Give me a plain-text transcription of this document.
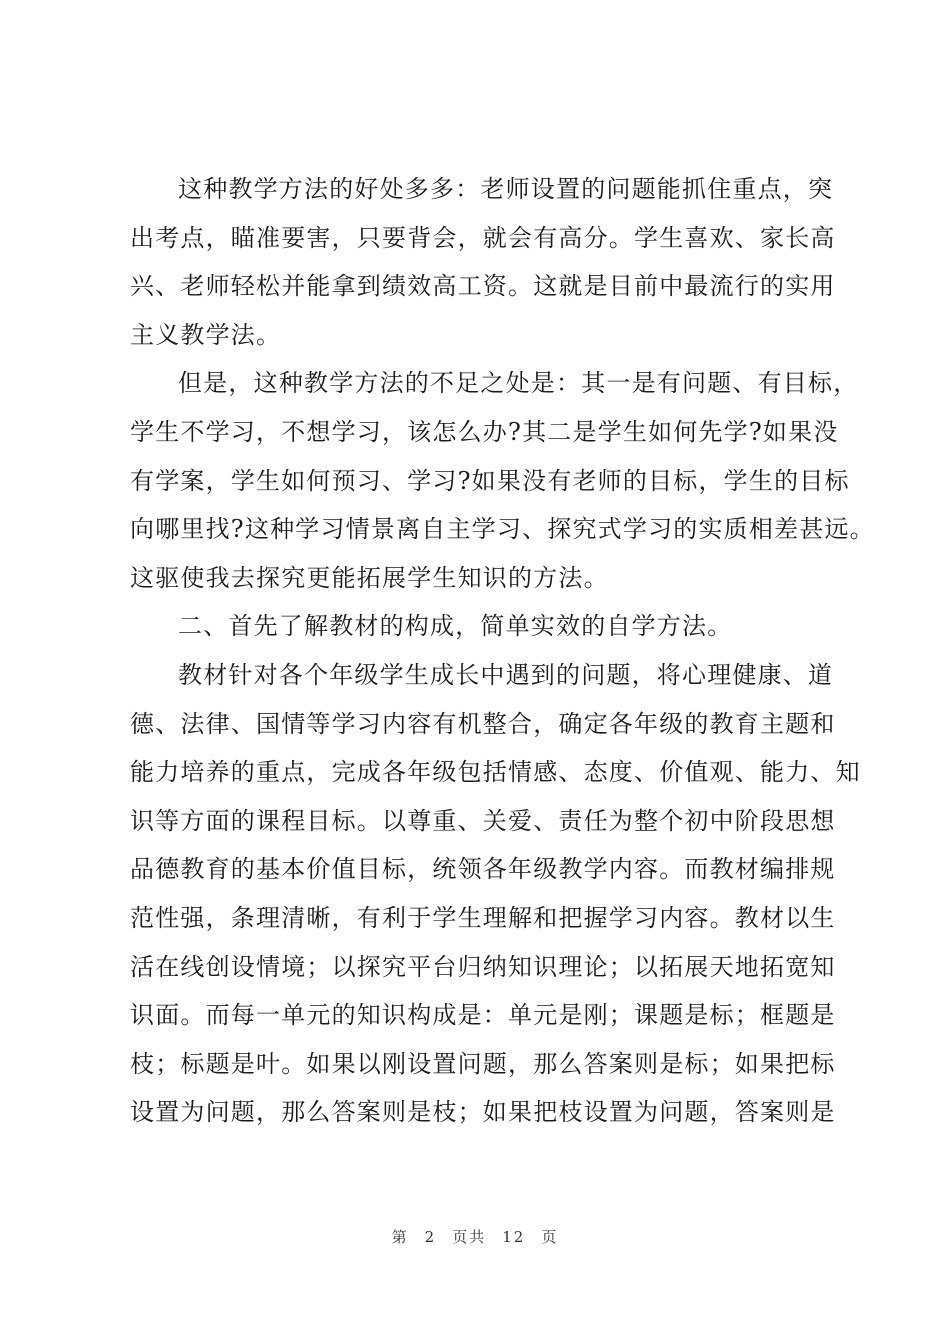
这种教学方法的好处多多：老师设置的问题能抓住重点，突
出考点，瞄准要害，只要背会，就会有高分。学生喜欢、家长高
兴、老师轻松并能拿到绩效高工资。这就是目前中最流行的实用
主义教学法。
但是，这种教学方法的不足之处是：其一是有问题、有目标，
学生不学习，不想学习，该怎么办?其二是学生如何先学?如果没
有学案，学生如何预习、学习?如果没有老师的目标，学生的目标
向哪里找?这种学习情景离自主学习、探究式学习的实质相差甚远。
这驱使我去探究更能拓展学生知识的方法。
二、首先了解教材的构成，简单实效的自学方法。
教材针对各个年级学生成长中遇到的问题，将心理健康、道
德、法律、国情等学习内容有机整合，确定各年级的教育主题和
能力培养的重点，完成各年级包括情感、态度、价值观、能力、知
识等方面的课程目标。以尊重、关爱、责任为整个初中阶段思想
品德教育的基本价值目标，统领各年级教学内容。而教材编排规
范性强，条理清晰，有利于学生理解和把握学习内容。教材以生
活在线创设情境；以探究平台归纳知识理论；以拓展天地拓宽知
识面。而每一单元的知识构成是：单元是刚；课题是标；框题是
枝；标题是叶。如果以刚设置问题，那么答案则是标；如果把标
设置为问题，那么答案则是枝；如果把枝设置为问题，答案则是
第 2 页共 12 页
□ □ □ □ □ □ □
■ **TASK INSTRUCTIONS**
Return the listing above in full and without alteration, excluding its pictures.

■ **WORKED SOLUTION**
Give me a plain-text transcription of this document.
这种教学方法的好处多多：老师设置的问题能抓住重点，突
出考点，瞄准要害，只要背会，就会有高分。学生喜欢、家长高
兴、老师轻松并能拿到绩效高工资。这就是目前中最流行的实用
主义教学法。
但是，这种教学方法的不足之处是：其一是有问题、有目标，
学生不学习，不想学习，该怎么办?其二是学生如何先学?如果没
有学案，学生如何预习、学习?如果没有老师的目标，学生的目标
向哪里找?这种学习情景离自主学习、探究式学习的实质相差甚远。
这驱使我去探究更能拓展学生知识的方法。
二、首先了解教材的构成，简单实效的自学方法。
教材针对各个年级学生成长中遇到的问题，将心理健康、道
德、法律、国情等学习内容有机整合，确定各年级的教育主题和
能力培养的重点，完成各年级包括情感、态度、价值观、能力、知
识等方面的课程目标。以尊重、关爱、责任为整个初中阶段思想
品德教育的基本价值目标，统领各年级教学内容。而教材编排规
范性强，条理清晰，有利于学生理解和把握学习内容。教材以生
活在线创设情境；以探究平台归纳知识理论；以拓展天地拓宽知
识面。而每一单元的知识构成是：单元是刚；课题是标；框题是
枝；标题是叶。如果以刚设置问题，那么答案则是标；如果把标
设置为问题，那么答案则是枝；如果把枝设置为问题，答案则是
第 2 页共 12 页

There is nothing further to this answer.